[START EXTRACTED MATERIAL]

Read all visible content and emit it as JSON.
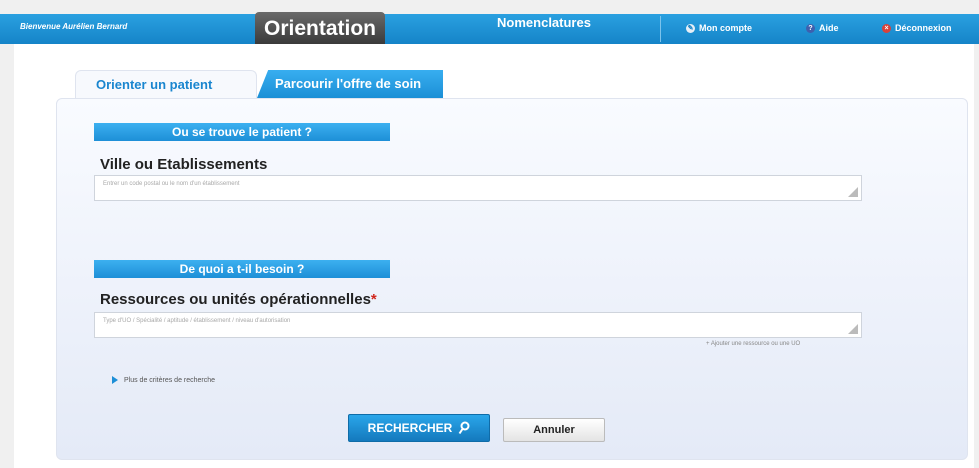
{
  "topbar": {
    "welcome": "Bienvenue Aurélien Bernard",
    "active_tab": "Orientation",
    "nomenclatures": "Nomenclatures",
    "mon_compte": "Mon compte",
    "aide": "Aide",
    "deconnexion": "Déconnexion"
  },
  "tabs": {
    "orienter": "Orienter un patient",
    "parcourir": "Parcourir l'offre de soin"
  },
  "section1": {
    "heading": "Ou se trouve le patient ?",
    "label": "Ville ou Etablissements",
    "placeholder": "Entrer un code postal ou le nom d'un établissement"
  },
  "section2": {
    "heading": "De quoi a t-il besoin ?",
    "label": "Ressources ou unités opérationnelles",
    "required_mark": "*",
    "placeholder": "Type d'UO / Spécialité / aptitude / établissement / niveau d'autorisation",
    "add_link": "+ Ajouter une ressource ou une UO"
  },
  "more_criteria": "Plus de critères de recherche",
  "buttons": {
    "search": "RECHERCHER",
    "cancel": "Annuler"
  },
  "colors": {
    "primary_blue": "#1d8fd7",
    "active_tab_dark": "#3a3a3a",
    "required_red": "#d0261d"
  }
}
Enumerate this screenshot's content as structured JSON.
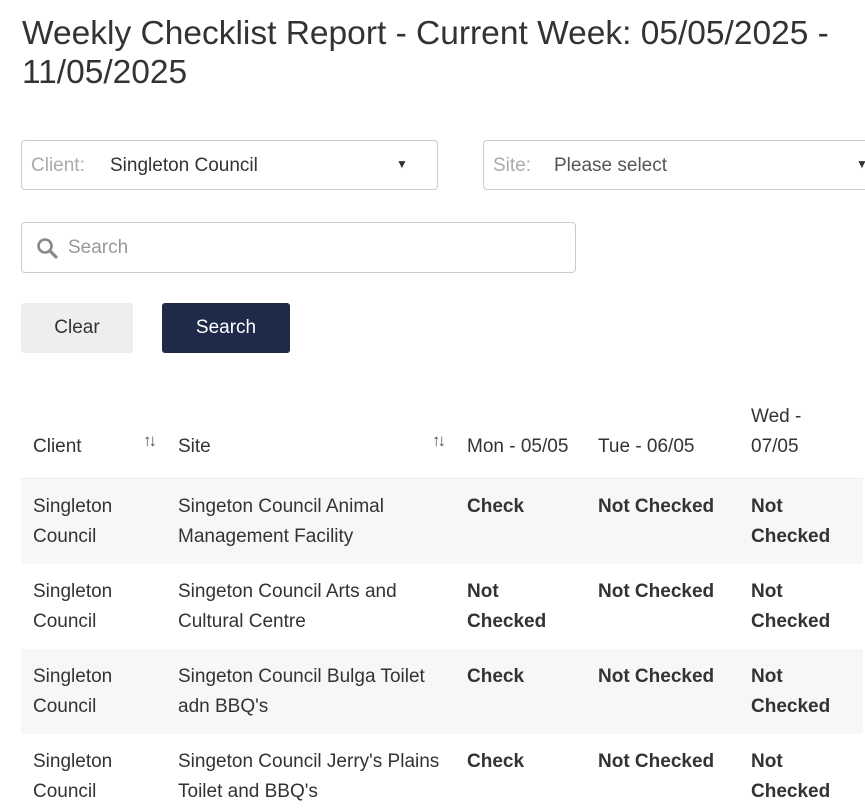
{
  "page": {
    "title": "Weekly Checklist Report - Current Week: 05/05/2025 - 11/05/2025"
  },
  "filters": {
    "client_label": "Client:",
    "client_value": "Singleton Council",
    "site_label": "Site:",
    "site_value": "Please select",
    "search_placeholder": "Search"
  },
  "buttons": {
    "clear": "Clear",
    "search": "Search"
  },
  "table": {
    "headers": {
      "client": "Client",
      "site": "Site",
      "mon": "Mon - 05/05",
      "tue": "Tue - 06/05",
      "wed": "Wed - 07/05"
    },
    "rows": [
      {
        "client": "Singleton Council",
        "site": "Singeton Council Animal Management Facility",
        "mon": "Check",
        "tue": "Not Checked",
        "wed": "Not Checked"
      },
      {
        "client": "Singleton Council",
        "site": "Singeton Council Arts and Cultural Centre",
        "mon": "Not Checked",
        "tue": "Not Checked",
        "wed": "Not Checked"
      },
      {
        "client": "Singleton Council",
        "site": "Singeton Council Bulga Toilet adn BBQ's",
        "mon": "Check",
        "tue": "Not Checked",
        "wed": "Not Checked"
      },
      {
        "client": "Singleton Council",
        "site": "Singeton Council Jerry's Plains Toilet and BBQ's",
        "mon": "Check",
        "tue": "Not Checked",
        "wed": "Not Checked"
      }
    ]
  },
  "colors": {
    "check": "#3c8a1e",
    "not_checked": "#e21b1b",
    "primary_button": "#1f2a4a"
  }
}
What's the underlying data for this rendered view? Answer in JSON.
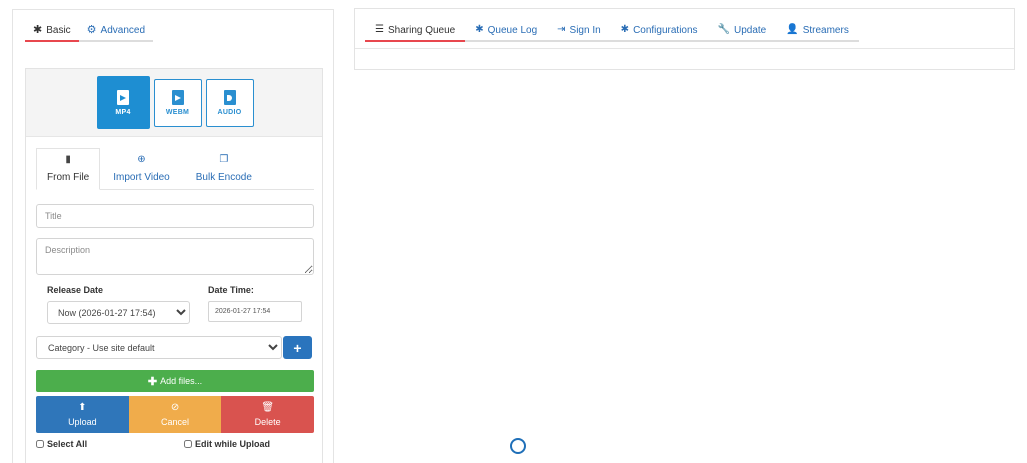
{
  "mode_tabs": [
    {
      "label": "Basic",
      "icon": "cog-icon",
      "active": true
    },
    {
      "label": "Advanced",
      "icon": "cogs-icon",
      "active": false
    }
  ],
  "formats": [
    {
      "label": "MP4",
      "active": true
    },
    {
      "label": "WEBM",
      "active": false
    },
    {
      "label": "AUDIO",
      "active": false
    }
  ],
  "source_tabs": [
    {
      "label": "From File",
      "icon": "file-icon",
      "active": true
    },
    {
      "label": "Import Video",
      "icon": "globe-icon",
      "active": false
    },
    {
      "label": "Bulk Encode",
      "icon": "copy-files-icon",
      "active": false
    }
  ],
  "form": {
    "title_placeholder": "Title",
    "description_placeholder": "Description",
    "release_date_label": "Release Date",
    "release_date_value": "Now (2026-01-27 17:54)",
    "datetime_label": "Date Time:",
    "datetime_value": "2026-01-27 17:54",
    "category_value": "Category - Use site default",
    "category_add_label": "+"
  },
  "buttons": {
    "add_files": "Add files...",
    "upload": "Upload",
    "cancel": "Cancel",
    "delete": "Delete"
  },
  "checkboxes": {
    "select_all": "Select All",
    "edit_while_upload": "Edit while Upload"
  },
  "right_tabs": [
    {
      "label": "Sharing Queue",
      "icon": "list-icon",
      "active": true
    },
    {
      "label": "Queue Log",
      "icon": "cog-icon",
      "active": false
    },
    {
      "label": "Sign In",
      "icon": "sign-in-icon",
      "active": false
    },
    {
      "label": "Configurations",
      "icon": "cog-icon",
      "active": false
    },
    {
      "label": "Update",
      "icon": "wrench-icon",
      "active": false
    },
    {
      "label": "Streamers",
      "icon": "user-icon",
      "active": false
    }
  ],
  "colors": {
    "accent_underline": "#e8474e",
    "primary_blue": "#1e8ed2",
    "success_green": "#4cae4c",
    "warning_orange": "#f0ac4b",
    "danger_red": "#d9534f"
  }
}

[END EXTRACTED MATERIAL]
[START EXTRACTED MATERIAL]

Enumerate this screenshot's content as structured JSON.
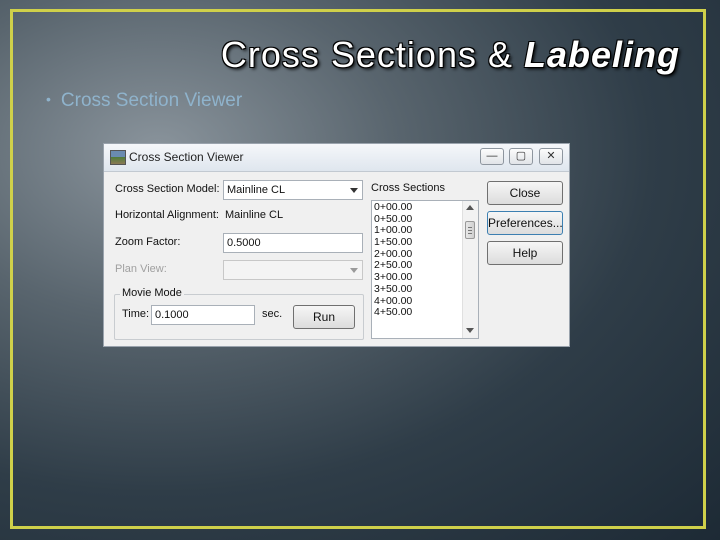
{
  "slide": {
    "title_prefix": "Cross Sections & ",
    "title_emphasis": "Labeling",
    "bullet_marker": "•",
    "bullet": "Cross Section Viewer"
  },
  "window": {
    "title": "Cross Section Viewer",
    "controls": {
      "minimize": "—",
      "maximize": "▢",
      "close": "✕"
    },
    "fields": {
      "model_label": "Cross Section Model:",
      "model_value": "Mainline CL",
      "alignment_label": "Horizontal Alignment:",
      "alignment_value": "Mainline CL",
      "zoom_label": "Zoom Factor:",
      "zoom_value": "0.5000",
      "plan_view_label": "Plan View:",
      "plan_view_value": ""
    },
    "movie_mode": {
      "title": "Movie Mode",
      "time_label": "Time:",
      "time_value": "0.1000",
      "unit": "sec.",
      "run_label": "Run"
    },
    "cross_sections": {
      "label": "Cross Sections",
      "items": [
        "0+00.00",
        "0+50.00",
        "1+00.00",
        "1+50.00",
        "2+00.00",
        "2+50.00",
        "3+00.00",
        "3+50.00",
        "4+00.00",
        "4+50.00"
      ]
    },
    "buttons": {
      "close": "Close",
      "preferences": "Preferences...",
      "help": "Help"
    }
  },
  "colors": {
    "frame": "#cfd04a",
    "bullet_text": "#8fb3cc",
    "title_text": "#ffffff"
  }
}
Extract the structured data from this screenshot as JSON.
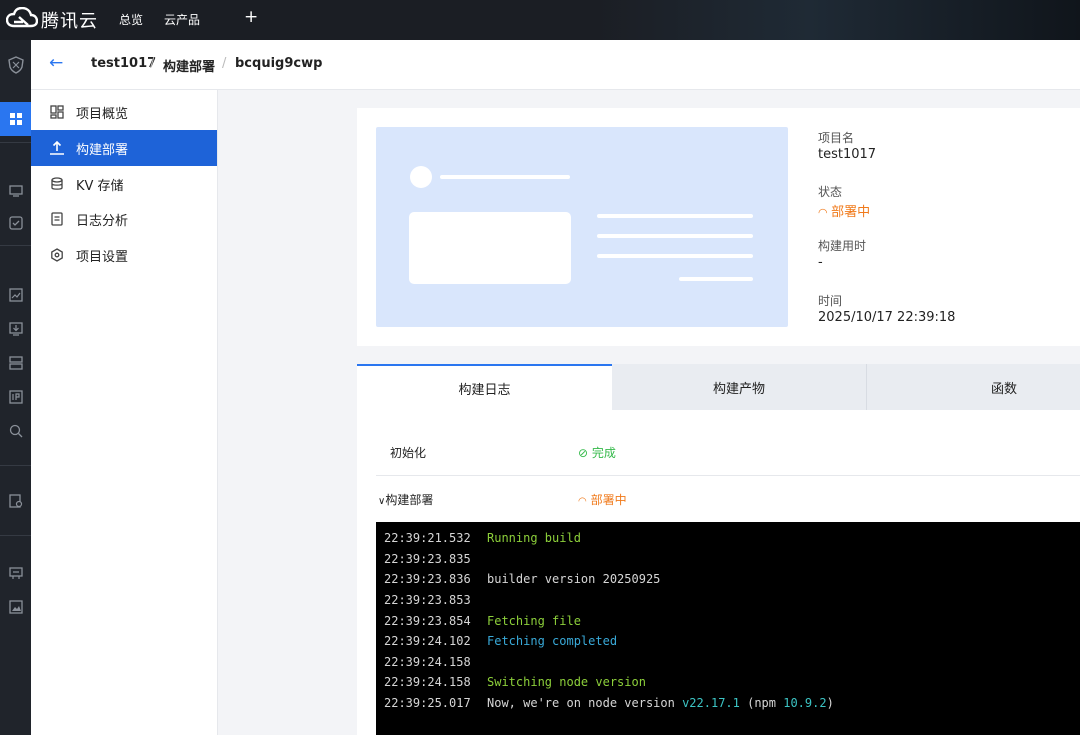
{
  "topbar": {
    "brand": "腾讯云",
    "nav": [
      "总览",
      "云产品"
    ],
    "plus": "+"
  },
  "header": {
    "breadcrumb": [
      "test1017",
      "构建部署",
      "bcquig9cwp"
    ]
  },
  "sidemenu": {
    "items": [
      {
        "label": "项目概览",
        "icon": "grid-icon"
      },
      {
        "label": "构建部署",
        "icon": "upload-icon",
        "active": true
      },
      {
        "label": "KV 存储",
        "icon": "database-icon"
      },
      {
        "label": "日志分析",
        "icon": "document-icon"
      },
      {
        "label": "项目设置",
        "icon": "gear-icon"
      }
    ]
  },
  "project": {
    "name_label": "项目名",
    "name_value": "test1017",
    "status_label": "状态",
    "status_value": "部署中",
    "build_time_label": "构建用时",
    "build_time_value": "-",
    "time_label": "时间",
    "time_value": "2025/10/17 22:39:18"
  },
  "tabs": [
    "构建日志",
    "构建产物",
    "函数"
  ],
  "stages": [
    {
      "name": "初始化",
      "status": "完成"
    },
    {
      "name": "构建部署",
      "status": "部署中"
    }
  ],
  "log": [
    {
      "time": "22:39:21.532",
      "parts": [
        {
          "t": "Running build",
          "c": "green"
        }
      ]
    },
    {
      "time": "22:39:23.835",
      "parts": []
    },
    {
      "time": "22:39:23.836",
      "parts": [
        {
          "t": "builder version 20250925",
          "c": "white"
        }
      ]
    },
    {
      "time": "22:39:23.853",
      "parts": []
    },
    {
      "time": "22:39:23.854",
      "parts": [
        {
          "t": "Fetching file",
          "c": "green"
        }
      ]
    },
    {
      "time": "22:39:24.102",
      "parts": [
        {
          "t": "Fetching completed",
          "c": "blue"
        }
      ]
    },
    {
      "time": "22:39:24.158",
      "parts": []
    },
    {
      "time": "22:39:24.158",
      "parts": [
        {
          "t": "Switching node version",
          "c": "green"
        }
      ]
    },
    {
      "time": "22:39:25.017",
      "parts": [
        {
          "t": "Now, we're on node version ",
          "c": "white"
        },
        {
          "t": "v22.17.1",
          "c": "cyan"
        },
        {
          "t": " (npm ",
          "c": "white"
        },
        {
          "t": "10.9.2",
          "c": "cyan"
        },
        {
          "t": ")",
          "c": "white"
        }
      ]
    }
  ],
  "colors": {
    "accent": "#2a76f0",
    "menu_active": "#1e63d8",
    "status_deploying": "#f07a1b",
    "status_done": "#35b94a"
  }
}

[END EXTRACTED MATERIAL]

■ TASK DETAILS
Gather from the entries above all lines that include the string "this".

■ EXERCISE OUTPUT
Enumerate this screenshot's content as structured JSON.
What's the underlying data for this rendered view? Answer in JSON.
Enumerate this screenshot's content as structured JSON.
Extract the structured data from this screenshot as JSON.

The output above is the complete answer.